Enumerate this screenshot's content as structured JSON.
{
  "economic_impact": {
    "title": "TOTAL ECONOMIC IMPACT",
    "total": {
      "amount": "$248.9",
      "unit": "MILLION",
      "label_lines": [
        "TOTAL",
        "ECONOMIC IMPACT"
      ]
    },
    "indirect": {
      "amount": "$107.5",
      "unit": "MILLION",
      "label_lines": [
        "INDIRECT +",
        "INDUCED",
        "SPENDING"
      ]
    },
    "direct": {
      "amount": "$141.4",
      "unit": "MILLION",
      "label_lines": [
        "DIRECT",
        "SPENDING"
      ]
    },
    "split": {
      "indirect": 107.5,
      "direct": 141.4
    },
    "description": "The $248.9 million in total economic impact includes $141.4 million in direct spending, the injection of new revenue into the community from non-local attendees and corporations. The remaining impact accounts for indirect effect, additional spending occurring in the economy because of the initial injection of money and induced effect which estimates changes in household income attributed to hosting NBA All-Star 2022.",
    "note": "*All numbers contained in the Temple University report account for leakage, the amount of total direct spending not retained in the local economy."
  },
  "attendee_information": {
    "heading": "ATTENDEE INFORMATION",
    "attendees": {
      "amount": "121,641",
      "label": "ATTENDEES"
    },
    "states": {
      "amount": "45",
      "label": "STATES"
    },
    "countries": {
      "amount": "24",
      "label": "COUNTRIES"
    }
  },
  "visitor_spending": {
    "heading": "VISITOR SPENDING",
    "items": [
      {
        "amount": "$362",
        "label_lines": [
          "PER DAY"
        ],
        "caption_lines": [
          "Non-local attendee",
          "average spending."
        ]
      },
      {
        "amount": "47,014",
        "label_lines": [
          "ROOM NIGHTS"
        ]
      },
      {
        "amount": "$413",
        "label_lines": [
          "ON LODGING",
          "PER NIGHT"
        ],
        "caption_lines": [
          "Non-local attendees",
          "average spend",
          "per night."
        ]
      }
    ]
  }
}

━━━━━━

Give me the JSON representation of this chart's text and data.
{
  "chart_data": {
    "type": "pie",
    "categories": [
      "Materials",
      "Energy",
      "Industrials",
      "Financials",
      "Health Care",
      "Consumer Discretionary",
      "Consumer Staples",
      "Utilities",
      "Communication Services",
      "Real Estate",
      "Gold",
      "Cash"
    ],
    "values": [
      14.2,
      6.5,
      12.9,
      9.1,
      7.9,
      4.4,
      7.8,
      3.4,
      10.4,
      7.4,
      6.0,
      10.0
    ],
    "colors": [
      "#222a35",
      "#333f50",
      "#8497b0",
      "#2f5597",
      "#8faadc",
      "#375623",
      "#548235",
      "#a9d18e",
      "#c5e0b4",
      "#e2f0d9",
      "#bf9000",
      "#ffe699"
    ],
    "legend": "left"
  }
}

━━━━━━

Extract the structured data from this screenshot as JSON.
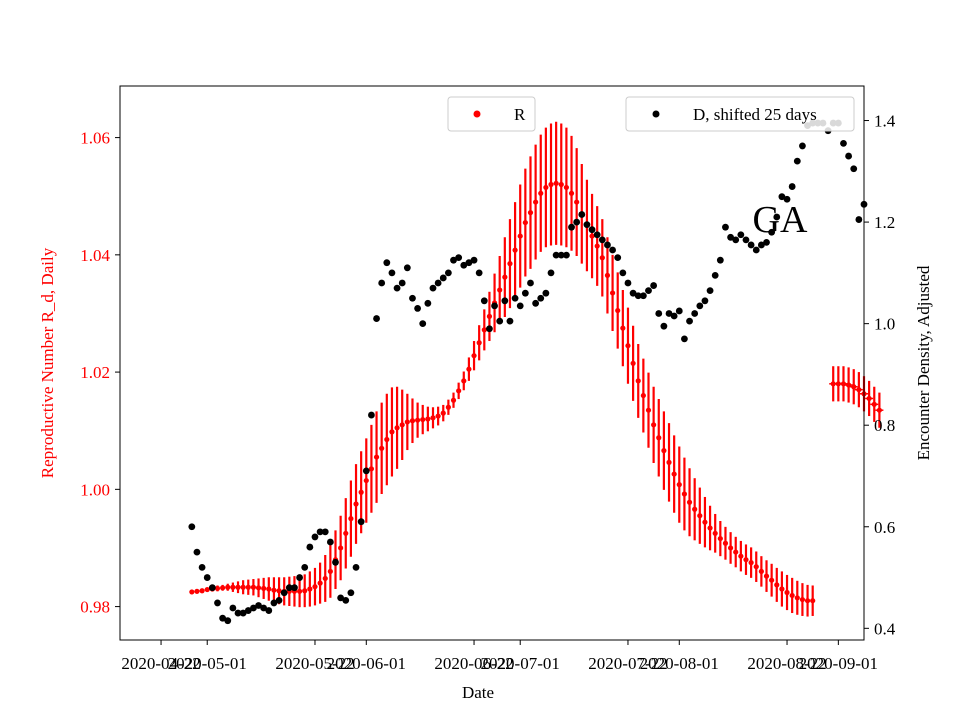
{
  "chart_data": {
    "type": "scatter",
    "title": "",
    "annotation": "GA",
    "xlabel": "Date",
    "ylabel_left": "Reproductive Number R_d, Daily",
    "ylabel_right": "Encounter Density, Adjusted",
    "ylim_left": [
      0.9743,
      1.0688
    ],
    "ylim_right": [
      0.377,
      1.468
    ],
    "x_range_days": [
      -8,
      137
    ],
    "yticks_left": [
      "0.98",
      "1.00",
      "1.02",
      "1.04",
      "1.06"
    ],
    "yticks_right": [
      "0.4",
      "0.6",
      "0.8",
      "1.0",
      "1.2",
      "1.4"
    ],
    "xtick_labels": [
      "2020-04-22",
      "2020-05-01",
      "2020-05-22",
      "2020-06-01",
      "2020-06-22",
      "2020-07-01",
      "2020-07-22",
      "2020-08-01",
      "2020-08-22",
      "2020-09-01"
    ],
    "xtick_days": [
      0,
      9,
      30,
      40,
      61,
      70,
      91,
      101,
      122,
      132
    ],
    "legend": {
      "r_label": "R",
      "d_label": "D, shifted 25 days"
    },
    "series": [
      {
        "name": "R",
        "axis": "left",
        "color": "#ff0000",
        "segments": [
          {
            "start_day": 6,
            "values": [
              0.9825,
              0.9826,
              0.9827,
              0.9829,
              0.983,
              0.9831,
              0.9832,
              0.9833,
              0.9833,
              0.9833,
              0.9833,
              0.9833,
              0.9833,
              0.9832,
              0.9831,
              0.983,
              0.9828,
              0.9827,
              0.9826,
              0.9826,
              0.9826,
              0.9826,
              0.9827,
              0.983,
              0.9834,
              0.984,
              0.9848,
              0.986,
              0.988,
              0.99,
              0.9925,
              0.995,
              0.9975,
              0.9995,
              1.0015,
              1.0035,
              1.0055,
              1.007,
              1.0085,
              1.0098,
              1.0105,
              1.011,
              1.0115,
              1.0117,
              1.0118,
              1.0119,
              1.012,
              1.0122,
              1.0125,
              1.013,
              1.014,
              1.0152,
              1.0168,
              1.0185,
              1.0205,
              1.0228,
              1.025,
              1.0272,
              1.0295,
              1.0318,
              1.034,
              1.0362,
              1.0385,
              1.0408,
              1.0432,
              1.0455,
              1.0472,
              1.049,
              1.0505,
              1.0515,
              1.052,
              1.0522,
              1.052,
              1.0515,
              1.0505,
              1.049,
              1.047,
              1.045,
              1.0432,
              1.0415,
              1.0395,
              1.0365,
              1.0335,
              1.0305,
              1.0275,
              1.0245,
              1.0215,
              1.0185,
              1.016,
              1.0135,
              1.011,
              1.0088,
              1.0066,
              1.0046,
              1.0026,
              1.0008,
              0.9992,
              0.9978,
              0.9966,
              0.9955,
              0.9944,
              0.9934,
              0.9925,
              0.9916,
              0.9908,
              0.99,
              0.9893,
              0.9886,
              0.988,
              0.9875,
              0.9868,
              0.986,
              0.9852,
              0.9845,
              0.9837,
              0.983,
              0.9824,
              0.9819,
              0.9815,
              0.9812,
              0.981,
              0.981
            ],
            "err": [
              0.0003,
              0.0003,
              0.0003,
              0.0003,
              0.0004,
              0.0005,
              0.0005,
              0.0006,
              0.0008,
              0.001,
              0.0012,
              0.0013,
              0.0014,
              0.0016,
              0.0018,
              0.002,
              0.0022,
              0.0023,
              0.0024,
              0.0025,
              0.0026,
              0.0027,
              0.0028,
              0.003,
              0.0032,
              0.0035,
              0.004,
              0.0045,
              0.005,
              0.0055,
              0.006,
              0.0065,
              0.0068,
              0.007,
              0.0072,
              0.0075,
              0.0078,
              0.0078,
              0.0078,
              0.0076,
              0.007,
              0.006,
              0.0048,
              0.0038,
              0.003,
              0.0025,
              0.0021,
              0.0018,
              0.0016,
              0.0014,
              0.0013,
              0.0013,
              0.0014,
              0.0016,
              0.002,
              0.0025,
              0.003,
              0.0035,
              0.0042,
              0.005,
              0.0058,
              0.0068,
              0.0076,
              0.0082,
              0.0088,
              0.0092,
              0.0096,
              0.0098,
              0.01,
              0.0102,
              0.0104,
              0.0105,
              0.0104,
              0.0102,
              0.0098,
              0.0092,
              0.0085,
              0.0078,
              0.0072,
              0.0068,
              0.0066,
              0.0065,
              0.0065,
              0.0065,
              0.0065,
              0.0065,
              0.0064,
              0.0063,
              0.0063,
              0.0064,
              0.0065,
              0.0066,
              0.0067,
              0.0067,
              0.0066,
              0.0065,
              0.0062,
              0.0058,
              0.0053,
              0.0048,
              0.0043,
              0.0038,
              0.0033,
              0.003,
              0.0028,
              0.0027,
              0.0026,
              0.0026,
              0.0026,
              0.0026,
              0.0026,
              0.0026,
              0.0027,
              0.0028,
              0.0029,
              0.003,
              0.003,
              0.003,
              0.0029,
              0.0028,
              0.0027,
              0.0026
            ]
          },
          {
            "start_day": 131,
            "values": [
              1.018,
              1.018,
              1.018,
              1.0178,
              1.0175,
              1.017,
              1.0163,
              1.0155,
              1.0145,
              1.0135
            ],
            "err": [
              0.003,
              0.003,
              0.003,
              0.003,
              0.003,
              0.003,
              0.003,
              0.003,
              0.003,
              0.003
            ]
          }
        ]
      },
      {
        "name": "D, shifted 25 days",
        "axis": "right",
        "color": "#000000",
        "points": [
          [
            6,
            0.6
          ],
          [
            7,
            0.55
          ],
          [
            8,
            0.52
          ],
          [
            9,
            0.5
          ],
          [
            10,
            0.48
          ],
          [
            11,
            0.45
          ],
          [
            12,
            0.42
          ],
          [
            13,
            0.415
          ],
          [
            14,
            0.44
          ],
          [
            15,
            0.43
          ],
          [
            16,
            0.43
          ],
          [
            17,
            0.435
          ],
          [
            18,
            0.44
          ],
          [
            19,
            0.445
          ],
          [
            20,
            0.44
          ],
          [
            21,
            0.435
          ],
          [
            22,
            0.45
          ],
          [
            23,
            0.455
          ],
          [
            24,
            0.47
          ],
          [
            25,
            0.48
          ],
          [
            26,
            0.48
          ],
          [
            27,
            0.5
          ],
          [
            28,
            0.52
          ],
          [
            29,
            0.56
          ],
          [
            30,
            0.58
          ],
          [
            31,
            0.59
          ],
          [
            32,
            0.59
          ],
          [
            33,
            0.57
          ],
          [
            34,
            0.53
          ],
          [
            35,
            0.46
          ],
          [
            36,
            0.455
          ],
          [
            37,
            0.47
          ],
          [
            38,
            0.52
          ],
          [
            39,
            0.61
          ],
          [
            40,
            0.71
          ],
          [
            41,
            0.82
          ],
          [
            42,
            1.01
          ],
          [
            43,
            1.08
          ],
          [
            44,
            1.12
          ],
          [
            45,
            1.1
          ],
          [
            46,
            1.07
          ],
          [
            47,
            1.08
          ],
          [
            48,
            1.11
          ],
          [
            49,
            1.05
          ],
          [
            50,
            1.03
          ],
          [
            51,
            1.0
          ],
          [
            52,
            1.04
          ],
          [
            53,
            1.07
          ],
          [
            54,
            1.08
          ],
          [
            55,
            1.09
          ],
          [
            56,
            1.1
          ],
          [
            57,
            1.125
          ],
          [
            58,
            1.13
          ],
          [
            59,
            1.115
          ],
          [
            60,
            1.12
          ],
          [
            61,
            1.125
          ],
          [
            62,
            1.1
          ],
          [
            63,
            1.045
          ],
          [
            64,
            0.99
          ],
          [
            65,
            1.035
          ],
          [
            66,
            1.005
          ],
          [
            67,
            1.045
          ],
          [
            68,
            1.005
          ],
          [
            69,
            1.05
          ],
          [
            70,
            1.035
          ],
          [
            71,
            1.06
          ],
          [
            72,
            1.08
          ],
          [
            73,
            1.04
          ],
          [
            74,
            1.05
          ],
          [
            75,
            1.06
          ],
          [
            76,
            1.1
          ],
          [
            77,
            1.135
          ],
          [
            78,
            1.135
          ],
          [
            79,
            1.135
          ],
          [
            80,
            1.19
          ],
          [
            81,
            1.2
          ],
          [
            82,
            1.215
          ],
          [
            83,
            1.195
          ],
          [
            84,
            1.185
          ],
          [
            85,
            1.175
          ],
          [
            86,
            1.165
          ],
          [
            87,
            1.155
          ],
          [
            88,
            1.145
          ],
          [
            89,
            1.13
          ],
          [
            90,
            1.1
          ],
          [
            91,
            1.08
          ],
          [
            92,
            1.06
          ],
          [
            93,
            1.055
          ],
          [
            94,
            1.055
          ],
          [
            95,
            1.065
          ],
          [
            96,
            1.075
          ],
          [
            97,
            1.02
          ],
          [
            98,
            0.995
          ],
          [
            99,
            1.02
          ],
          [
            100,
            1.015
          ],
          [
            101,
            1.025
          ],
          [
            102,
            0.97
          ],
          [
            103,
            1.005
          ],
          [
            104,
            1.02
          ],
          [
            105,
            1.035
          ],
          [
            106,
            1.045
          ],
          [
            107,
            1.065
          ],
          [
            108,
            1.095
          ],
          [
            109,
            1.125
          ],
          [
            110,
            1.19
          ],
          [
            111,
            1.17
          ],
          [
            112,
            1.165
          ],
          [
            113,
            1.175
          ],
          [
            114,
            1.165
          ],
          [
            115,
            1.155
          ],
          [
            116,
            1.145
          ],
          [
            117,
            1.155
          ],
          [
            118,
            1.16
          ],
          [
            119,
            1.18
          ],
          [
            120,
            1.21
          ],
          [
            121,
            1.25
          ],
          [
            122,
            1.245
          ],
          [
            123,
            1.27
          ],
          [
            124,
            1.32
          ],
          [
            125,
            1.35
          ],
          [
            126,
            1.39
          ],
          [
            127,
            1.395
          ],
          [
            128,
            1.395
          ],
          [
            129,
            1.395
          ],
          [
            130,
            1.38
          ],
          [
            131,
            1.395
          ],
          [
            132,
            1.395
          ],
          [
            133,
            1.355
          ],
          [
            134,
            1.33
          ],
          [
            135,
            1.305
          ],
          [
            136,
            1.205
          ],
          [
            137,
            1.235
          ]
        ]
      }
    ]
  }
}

━━━━━━

Look through the entries above and list every line containing "screenshot".

Enumerate this screenshot's content as structured JSON.
Extract the structured data from this screenshot as JSON.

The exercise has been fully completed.